RECORDS SUPPLIED:
* * * * *
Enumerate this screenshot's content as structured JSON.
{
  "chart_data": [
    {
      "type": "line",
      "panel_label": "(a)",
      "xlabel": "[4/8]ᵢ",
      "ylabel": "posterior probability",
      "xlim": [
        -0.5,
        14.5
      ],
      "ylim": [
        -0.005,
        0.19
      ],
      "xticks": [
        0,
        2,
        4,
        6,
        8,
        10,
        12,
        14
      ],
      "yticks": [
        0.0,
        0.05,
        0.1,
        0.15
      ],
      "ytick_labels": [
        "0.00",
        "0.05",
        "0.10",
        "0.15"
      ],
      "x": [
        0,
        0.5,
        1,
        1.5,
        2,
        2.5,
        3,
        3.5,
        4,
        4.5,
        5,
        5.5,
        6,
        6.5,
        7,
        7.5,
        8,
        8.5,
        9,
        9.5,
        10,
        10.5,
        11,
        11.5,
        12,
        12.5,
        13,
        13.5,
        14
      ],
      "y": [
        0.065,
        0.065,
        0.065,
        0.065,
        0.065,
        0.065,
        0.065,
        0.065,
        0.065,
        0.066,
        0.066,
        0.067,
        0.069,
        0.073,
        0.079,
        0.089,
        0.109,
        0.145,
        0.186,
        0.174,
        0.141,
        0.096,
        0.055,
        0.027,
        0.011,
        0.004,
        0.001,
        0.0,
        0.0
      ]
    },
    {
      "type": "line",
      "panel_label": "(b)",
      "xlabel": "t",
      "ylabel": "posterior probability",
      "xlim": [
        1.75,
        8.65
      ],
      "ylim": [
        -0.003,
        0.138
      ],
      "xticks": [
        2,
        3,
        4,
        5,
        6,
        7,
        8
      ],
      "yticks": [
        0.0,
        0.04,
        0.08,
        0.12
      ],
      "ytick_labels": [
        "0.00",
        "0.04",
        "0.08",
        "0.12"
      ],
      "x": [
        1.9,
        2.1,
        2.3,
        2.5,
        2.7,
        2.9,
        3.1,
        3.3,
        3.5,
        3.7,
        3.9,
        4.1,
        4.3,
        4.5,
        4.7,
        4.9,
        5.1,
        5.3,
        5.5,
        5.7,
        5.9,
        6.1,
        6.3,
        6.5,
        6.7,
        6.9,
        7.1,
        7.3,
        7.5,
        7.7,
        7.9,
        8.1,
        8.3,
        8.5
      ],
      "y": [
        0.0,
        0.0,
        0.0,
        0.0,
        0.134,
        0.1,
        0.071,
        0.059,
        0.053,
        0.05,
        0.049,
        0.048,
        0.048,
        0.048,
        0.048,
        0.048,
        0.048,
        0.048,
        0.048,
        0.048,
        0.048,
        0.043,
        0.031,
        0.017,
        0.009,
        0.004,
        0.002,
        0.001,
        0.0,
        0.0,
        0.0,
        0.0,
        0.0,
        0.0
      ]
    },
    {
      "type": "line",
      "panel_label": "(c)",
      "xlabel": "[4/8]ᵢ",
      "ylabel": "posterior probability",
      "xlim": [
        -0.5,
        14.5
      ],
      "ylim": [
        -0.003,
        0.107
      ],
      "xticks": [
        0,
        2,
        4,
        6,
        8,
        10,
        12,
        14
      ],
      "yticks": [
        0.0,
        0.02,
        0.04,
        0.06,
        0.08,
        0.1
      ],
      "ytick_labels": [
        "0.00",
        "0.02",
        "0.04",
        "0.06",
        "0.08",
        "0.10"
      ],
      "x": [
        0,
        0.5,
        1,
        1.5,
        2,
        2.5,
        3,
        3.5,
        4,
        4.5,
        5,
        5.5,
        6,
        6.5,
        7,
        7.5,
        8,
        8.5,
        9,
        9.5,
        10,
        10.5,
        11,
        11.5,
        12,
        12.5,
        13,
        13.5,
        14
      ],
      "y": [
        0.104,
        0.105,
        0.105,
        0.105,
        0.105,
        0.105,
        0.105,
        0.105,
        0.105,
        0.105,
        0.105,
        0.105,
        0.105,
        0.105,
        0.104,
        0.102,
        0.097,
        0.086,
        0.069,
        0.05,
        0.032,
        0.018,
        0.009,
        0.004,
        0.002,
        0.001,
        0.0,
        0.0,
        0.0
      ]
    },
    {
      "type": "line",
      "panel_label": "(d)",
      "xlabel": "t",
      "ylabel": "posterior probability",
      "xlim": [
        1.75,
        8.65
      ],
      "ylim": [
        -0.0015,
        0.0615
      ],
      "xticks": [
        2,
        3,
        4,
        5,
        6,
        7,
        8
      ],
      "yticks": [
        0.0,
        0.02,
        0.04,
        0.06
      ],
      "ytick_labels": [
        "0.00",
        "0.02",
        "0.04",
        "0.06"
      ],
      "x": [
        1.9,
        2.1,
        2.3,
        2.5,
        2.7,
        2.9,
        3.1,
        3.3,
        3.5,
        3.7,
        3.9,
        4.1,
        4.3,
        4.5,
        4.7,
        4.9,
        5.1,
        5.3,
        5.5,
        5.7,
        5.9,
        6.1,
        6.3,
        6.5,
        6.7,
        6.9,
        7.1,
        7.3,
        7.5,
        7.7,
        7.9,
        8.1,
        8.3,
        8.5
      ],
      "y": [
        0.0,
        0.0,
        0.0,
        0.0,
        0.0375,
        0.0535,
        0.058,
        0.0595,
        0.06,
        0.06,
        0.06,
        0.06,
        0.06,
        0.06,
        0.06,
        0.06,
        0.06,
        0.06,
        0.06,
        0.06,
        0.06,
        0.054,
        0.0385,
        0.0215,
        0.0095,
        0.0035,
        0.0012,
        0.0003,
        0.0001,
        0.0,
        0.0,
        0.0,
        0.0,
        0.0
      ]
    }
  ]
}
* * * * *
TASK TO COMPLETE:
Repeat the data in its entirety, character for character.

WRITTEN SOLUTION:
Enumerate this screenshot's content as structured JSON.
{
  "chart_data": [
    {
      "type": "line",
      "panel_label": "(a)",
      "xlabel": "[4/8]ᵢ",
      "ylabel": "posterior probability",
      "xlim": [
        -0.5,
        14.5
      ],
      "ylim": [
        -0.005,
        0.19
      ],
      "xticks": [
        0,
        2,
        4,
        6,
        8,
        10,
        12,
        14
      ],
      "yticks": [
        0.0,
        0.05,
        0.1,
        0.15
      ],
      "ytick_labels": [
        "0.00",
        "0.05",
        "0.10",
        "0.15"
      ],
      "x": [
        0,
        0.5,
        1,
        1.5,
        2,
        2.5,
        3,
        3.5,
        4,
        4.5,
        5,
        5.5,
        6,
        6.5,
        7,
        7.5,
        8,
        8.5,
        9,
        9.5,
        10,
        10.5,
        11,
        11.5,
        12,
        12.5,
        13,
        13.5,
        14
      ],
      "y": [
        0.065,
        0.065,
        0.065,
        0.065,
        0.065,
        0.065,
        0.065,
        0.065,
        0.065,
        0.066,
        0.066,
        0.067,
        0.069,
        0.073,
        0.079,
        0.089,
        0.109,
        0.145,
        0.186,
        0.174,
        0.141,
        0.096,
        0.055,
        0.027,
        0.011,
        0.004,
        0.001,
        0.0,
        0.0
      ]
    },
    {
      "type": "line",
      "panel_label": "(b)",
      "xlabel": "t",
      "ylabel": "posterior probability",
      "xlim": [
        1.75,
        8.65
      ],
      "ylim": [
        -0.003,
        0.138
      ],
      "xticks": [
        2,
        3,
        4,
        5,
        6,
        7,
        8
      ],
      "yticks": [
        0.0,
        0.04,
        0.08,
        0.12
      ],
      "ytick_labels": [
        "0.00",
        "0.04",
        "0.08",
        "0.12"
      ],
      "x": [
        1.9,
        2.1,
        2.3,
        2.5,
        2.7,
        2.9,
        3.1,
        3.3,
        3.5,
        3.7,
        3.9,
        4.1,
        4.3,
        4.5,
        4.7,
        4.9,
        5.1,
        5.3,
        5.5,
        5.7,
        5.9,
        6.1,
        6.3,
        6.5,
        6.7,
        6.9,
        7.1,
        7.3,
        7.5,
        7.7,
        7.9,
        8.1,
        8.3,
        8.5
      ],
      "y": [
        0.0,
        0.0,
        0.0,
        0.0,
        0.134,
        0.1,
        0.071,
        0.059,
        0.053,
        0.05,
        0.049,
        0.048,
        0.048,
        0.048,
        0.048,
        0.048,
        0.048,
        0.048,
        0.048,
        0.048,
        0.048,
        0.043,
        0.031,
        0.017,
        0.009,
        0.004,
        0.002,
        0.001,
        0.0,
        0.0,
        0.0,
        0.0,
        0.0,
        0.0
      ]
    },
    {
      "type": "line",
      "panel_label": "(c)",
      "xlabel": "[4/8]ᵢ",
      "ylabel": "posterior probability",
      "xlim": [
        -0.5,
        14.5
      ],
      "ylim": [
        -0.003,
        0.107
      ],
      "xticks": [
        0,
        2,
        4,
        6,
        8,
        10,
        12,
        14
      ],
      "yticks": [
        0.0,
        0.02,
        0.04,
        0.06,
        0.08,
        0.1
      ],
      "ytick_labels": [
        "0.00",
        "0.02",
        "0.04",
        "0.06",
        "0.08",
        "0.10"
      ],
      "x": [
        0,
        0.5,
        1,
        1.5,
        2,
        2.5,
        3,
        3.5,
        4,
        4.5,
        5,
        5.5,
        6,
        6.5,
        7,
        7.5,
        8,
        8.5,
        9,
        9.5,
        10,
        10.5,
        11,
        11.5,
        12,
        12.5,
        13,
        13.5,
        14
      ],
      "y": [
        0.104,
        0.105,
        0.105,
        0.105,
        0.105,
        0.105,
        0.105,
        0.105,
        0.105,
        0.105,
        0.105,
        0.105,
        0.105,
        0.105,
        0.104,
        0.102,
        0.097,
        0.086,
        0.069,
        0.05,
        0.032,
        0.018,
        0.009,
        0.004,
        0.002,
        0.001,
        0.0,
        0.0,
        0.0
      ]
    },
    {
      "type": "line",
      "panel_label": "(d)",
      "xlabel": "t",
      "ylabel": "posterior probability",
      "xlim": [
        1.75,
        8.65
      ],
      "ylim": [
        -0.0015,
        0.0615
      ],
      "xticks": [
        2,
        3,
        4,
        5,
        6,
        7,
        8
      ],
      "yticks": [
        0.0,
        0.02,
        0.04,
        0.06
      ],
      "ytick_labels": [
        "0.00",
        "0.02",
        "0.04",
        "0.06"
      ],
      "x": [
        1.9,
        2.1,
        2.3,
        2.5,
        2.7,
        2.9,
        3.1,
        3.3,
        3.5,
        3.7,
        3.9,
        4.1,
        4.3,
        4.5,
        4.7,
        4.9,
        5.1,
        5.3,
        5.5,
        5.7,
        5.9,
        6.1,
        6.3,
        6.5,
        6.7,
        6.9,
        7.1,
        7.3,
        7.5,
        7.7,
        7.9,
        8.1,
        8.3,
        8.5
      ],
      "y": [
        0.0,
        0.0,
        0.0,
        0.0,
        0.0375,
        0.0535,
        0.058,
        0.0595,
        0.06,
        0.06,
        0.06,
        0.06,
        0.06,
        0.06,
        0.06,
        0.06,
        0.06,
        0.06,
        0.06,
        0.06,
        0.06,
        0.054,
        0.0385,
        0.0215,
        0.0095,
        0.0035,
        0.0012,
        0.0003,
        0.0001,
        0.0,
        0.0,
        0.0,
        0.0,
        0.0
      ]
    }
  ]
}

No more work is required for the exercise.